[Short task]:
Work through the material below and count the lines holding the word "SPINNER"; give that count and nothing more.

____ The records

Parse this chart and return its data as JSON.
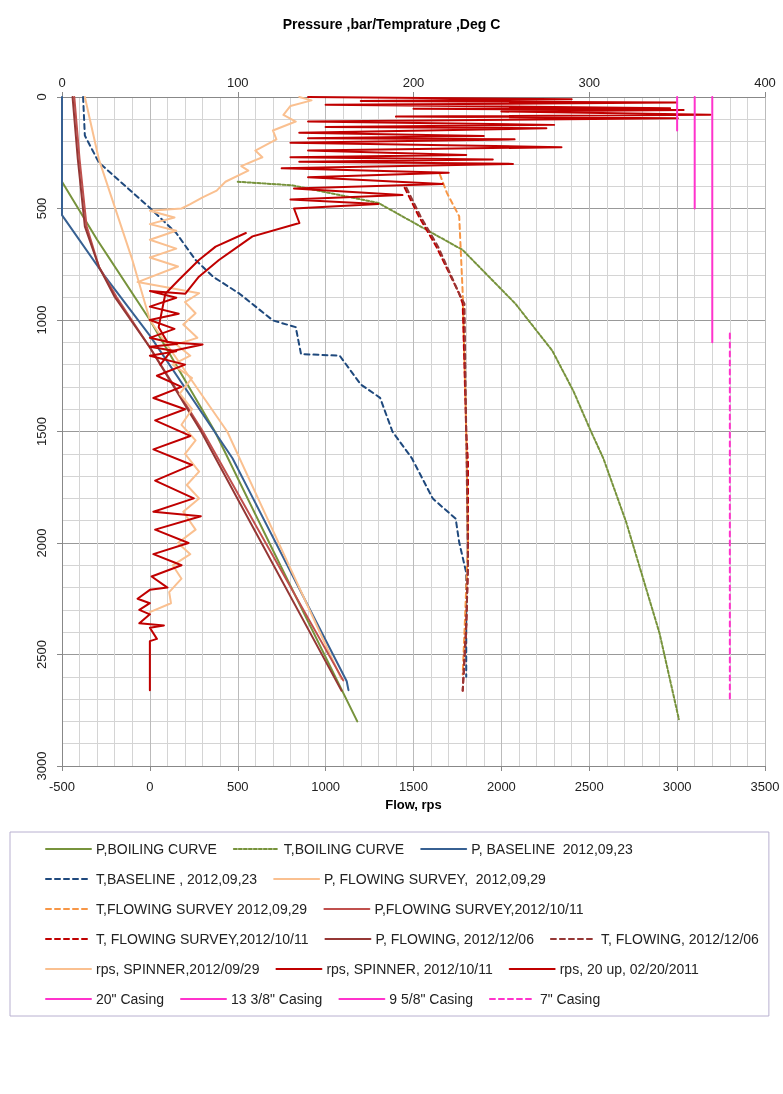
{
  "chart_data": {
    "type": "line",
    "title": "Pressure ,bar/Temprature ,Deg C",
    "xlabel": "Flow, rps",
    "xlim": [
      -500,
      3500
    ],
    "xticks": [
      -500,
      0,
      500,
      1000,
      1500,
      2000,
      2500,
      3000,
      3500
    ],
    "x2lim": [
      0,
      400
    ],
    "x2ticks": [
      0,
      100,
      200,
      300,
      400
    ],
    "ylim": [
      3000,
      0
    ],
    "yticks": [
      0,
      500,
      1000,
      1500,
      2000,
      2500,
      3000
    ],
    "grid": true,
    "legend": "bottom",
    "marker": "none",
    "series": [
      {
        "name": "P,BOILING CURVE",
        "color": "#77933c",
        "axis": "x2",
        "line_style": "solid",
        "x": [
          0,
          20,
          50,
          87,
          118,
          168
        ],
        "values": [
          380,
          640,
          1000,
          1500,
          2000,
          2800
        ]
      },
      {
        "name": "T,BOILING CURVE",
        "color": "#77933c",
        "axis": "x2",
        "line_style": "dotted",
        "x": [
          100,
          131,
          180,
          228,
          258,
          279,
          291,
          301,
          308,
          321,
          340,
          351
        ],
        "values": [
          380,
          396,
          475,
          686,
          927,
          1138,
          1319,
          1500,
          1620,
          1906,
          2405,
          2790
        ]
      },
      {
        "name": "P, BASELINE  2012,09,23",
        "color": "#376092",
        "axis": "x2",
        "line_style": "solid",
        "x": [
          0,
          0,
          24,
          50,
          97,
          162,
          163
        ],
        "values": [
          0,
          530,
          800,
          1070,
          1620,
          2620,
          2660
        ]
      },
      {
        "name": "T,BASELINE , 2012,09,23",
        "color": "#1f497d",
        "axis": "x2",
        "line_style": "dashed",
        "x": [
          12,
          13,
          21,
          49,
          65,
          76,
          86,
          101,
          120,
          133,
          136,
          158,
          170,
          181,
          188,
          199,
          211,
          224,
          226,
          230,
          230
        ],
        "values": [
          0,
          173,
          294,
          490,
          610,
          731,
          806,
          882,
          1002,
          1032,
          1153,
          1160,
          1289,
          1349,
          1500,
          1619,
          1801,
          1891,
          1997,
          2133,
          2600
        ]
      },
      {
        "name": "P, FLOWING SURVEY,  2012,09,29",
        "color": "#fac090",
        "axis": "x2",
        "line_style": "solid",
        "x": [
          13,
          21,
          40,
          50,
          94,
          159
        ],
        "values": [
          0,
          280,
          730,
          1000,
          1500,
          2610
        ]
      },
      {
        "name": "T,FLOWING SURVEY 2012,09,29",
        "color": "#f79646",
        "axis": "x2",
        "line_style": "dashed",
        "x": [
          215,
          219,
          226,
          228,
          229,
          230,
          231,
          229,
          228
        ],
        "values": [
          347,
          430,
          535,
          880,
          1183,
          1500,
          2000,
          2400,
          2590
        ]
      },
      {
        "name": "P,FLOWING SURVEY,2012/10/11",
        "color": "#c0504d",
        "axis": "x2",
        "line_style": "solid",
        "x": [
          7,
          10,
          14,
          21,
          31,
          50,
          80,
          160
        ],
        "values": [
          0,
          279,
          580,
          761,
          897,
          1123,
          1498,
          2616
        ]
      },
      {
        "name": "T, FLOWING SURVEY,2012/10/11",
        "color": "#c00000",
        "axis": "x2",
        "line_style": "dashed",
        "x": [
          195,
          203,
          213,
          226,
          228,
          230,
          231,
          231,
          230,
          228
        ],
        "values": [
          407,
          535,
          671,
          882,
          927,
          1500,
          1635,
          2103,
          2375,
          2662
        ]
      },
      {
        "name": "P, FLOWING, 2012/12/06",
        "color": "#953735",
        "axis": "x2",
        "line_style": "solid",
        "x": [
          6,
          9,
          13,
          21,
          30,
          50,
          79,
          159
        ],
        "values": [
          0,
          279,
          580,
          761,
          897,
          1123,
          1498,
          2662
        ]
      },
      {
        "name": "T, FLOWING, 2012/12/06",
        "color": "#953735",
        "axis": "x2",
        "line_style": "dashed",
        "x": [
          196,
          204,
          214,
          226,
          229,
          230,
          231,
          230,
          228
        ],
        "values": [
          407,
          535,
          671,
          882,
          927,
          1500,
          2100,
          2375,
          2662
        ]
      },
      {
        "name": "rps, SPINNER,2012/09/29",
        "color": "#fac090",
        "line_style": "solid",
        "x": [
          850,
          920,
          800,
          760,
          830,
          700,
          720,
          600,
          640,
          520,
          560,
          430,
          380,
          300,
          230,
          180,
          0,
          140,
          0,
          150,
          0,
          150,
          0,
          160,
          -70,
          0,
          280,
          200,
          260,
          190,
          270,
          150,
          230,
          130,
          240,
          170,
          240,
          180,
          260,
          200,
          280,
          210,
          280,
          190,
          260,
          160,
          230,
          130,
          180,
          110,
          120,
          0
        ],
        "values": [
          0,
          15,
          40,
          80,
          110,
          150,
          190,
          240,
          270,
          310,
          330,
          380,
          420,
          450,
          480,
          500,
          510,
          540,
          570,
          600,
          640,
          680,
          720,
          760,
          830,
          840,
          880,
          920,
          970,
          1020,
          1080,
          1110,
          1160,
          1200,
          1260,
          1330,
          1400,
          1470,
          1540,
          1600,
          1680,
          1740,
          1800,
          1860,
          1940,
          2000,
          2050,
          2100,
          2160,
          2220,
          2270,
          2310
        ]
      },
      {
        "name": "rps, SPINNER, 2012/10/11",
        "color": "#c00000",
        "line_style": "solid",
        "x": [
          900,
          2400,
          1200,
          3000,
          1000,
          2960,
          1500,
          3037,
          2000,
          3189,
          1400,
          3004,
          900,
          2300,
          1000,
          2256,
          850,
          1900,
          900,
          2075,
          800,
          2342,
          900,
          1800,
          800,
          1951,
          850,
          2066,
          750,
          1700,
          900,
          1666,
          820,
          1437,
          800,
          1300,
          820,
          851,
          584,
          393,
          279,
          202,
          0,
          150,
          0,
          164,
          0,
          140,
          0,
          155,
          0,
          150,
          0,
          200,
          40,
          180,
          20,
          200,
          30,
          230,
          20,
          240,
          30,
          250,
          20,
          290,
          30,
          220,
          20,
          180,
          10,
          100,
          0,
          -70,
          0,
          -60,
          0,
          -60,
          80,
          0,
          40,
          0,
          0
        ],
        "values": [
          0,
          10,
          18,
          25,
          35,
          50,
          53,
          58,
          65,
          80,
          88,
          95,
          110,
          125,
          135,
          140,
          160,
          175,
          185,
          190,
          205,
          225,
          240,
          260,
          270,
          280,
          290,
          300,
          320,
          340,
          360,
          390,
          410,
          440,
          460,
          480,
          500,
          565,
          625,
          731,
          806,
          882,
          870,
          900,
          940,
          972,
          1000,
          1040,
          1080,
          1108,
          1120,
          1140,
          1160,
          1200,
          1250,
          1300,
          1350,
          1400,
          1450,
          1520,
          1580,
          1650,
          1720,
          1800,
          1860,
          1880,
          1940,
          2000,
          2050,
          2100,
          2150,
          2200,
          2210,
          2250,
          2270,
          2300,
          2320,
          2360,
          2370,
          2380,
          2430,
          2440,
          2660
        ]
      },
      {
        "name": "rps, 20 up, 02/20/2011",
        "color": "#c00000",
        "line_style": "solid",
        "x": [
          546,
          374,
          279,
          164,
          88,
          50,
          100,
          300,
          120,
          60
        ],
        "values": [
          610,
          671,
          731,
          821,
          882,
          1032,
          1100,
          1110,
          1140,
          1200
        ]
      },
      {
        "name": "20\" Casing",
        "color": "#ff33cc",
        "line_style": "solid",
        "x": [
          3000,
          3000
        ],
        "values": [
          0,
          150
        ]
      },
      {
        "name": "13 3/8\" Casing",
        "color": "#ff33cc",
        "line_style": "solid",
        "x": [
          3100,
          3100
        ],
        "values": [
          0,
          500
        ]
      },
      {
        "name": "9 5/8\" Casing",
        "color": "#ff33cc",
        "line_style": "solid",
        "x": [
          3200,
          3200
        ],
        "values": [
          0,
          1100
        ]
      },
      {
        "name": "7\" Casing",
        "color": "#ff33cc",
        "line_style": "dashed",
        "x": [
          3300,
          3300
        ],
        "values": [
          1060,
          2700
        ]
      }
    ]
  }
}
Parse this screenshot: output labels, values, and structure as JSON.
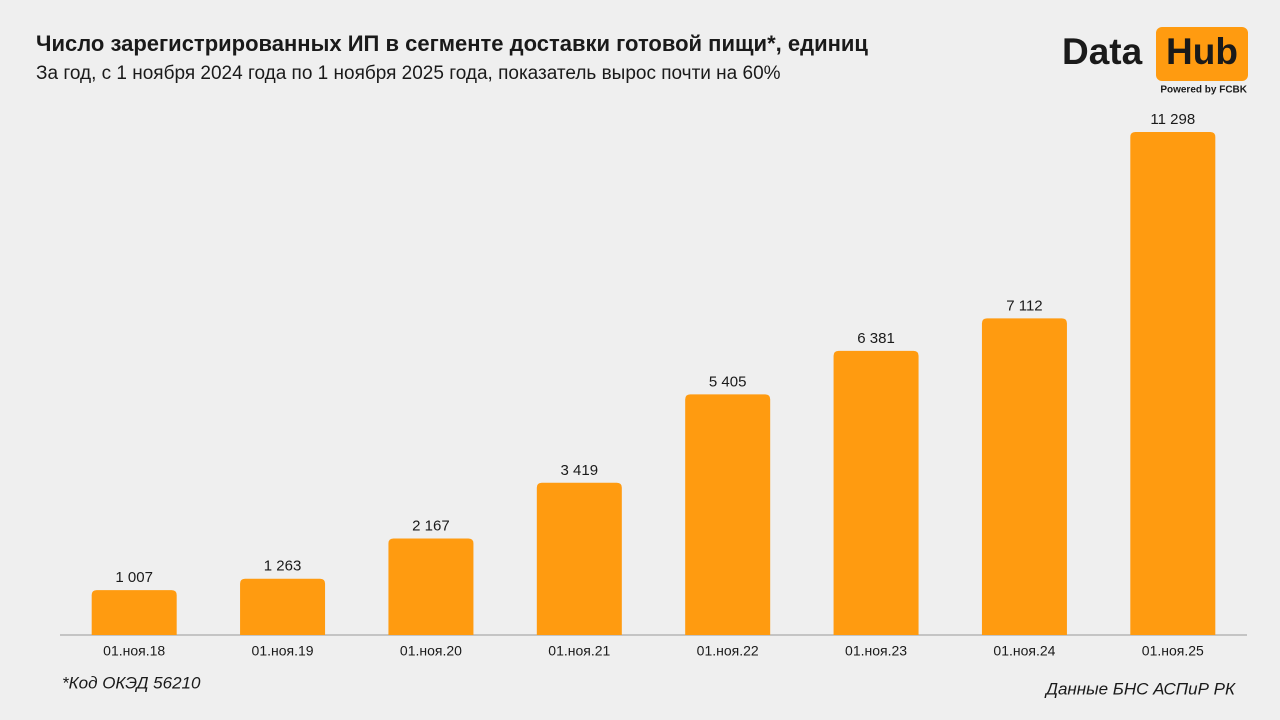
{
  "chart_data": {
    "type": "bar",
    "title": "Число зарегистрированных ИП в сегменте доставки готовой пищи*, единиц",
    "subtitle": "За год, с 1 ноября 2024 года по 1 ноября 2025 года, показатель вырос почти на 60%",
    "categories": [
      "01.ноя.18",
      "01.ноя.19",
      "01.ноя.20",
      "01.ноя.21",
      "01.ноя.22",
      "01.ноя.23",
      "01.ноя.24",
      "01.ноя.25"
    ],
    "values": [
      1007,
      1263,
      2167,
      3419,
      5405,
      6381,
      7112,
      11298
    ],
    "value_labels": [
      "1 007",
      "1 263",
      "2 167",
      "3 419",
      "5 405",
      "6 381",
      "7 112",
      "11 298"
    ],
    "color": "#ff9b10",
    "footnote": "*Код ОКЭД 56210",
    "source": "Данные БНС АСПиР РК"
  },
  "logo": {
    "word1": "Data",
    "word2": "Hub",
    "tagline": "Powered by FCBK"
  }
}
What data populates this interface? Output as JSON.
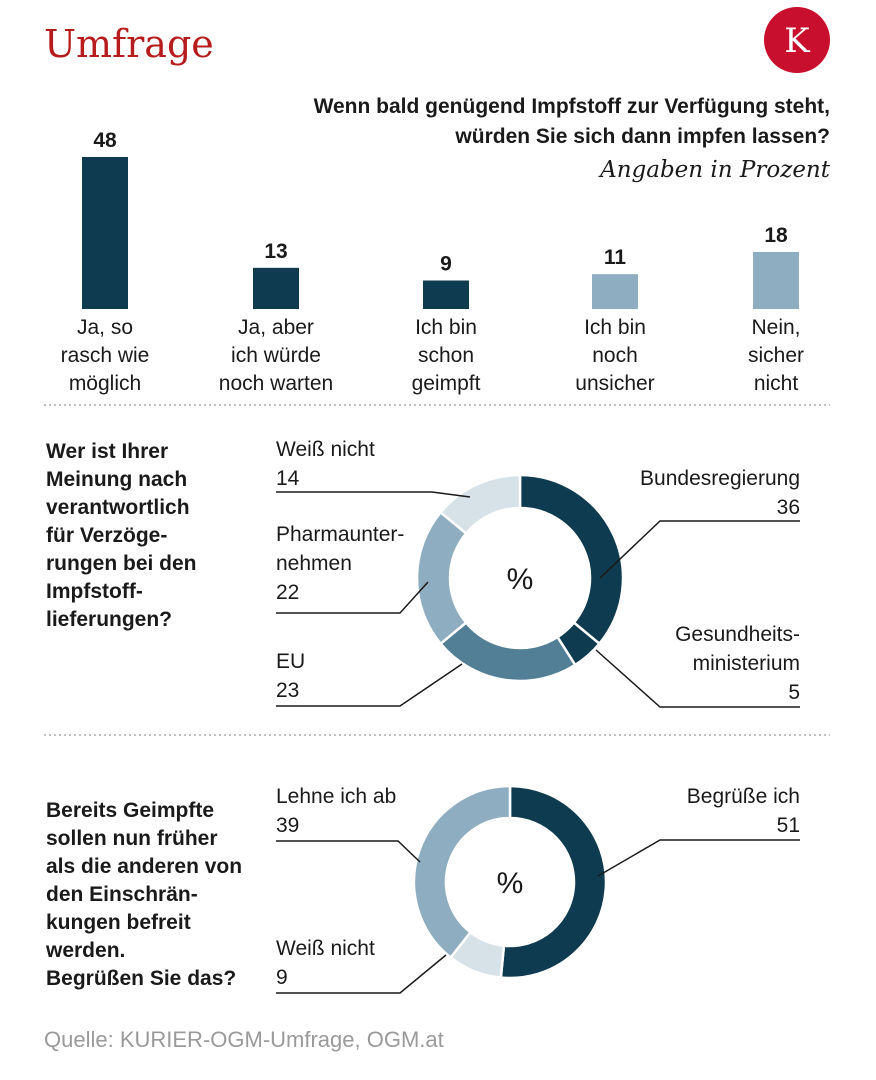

________

[Answer for the task]:
2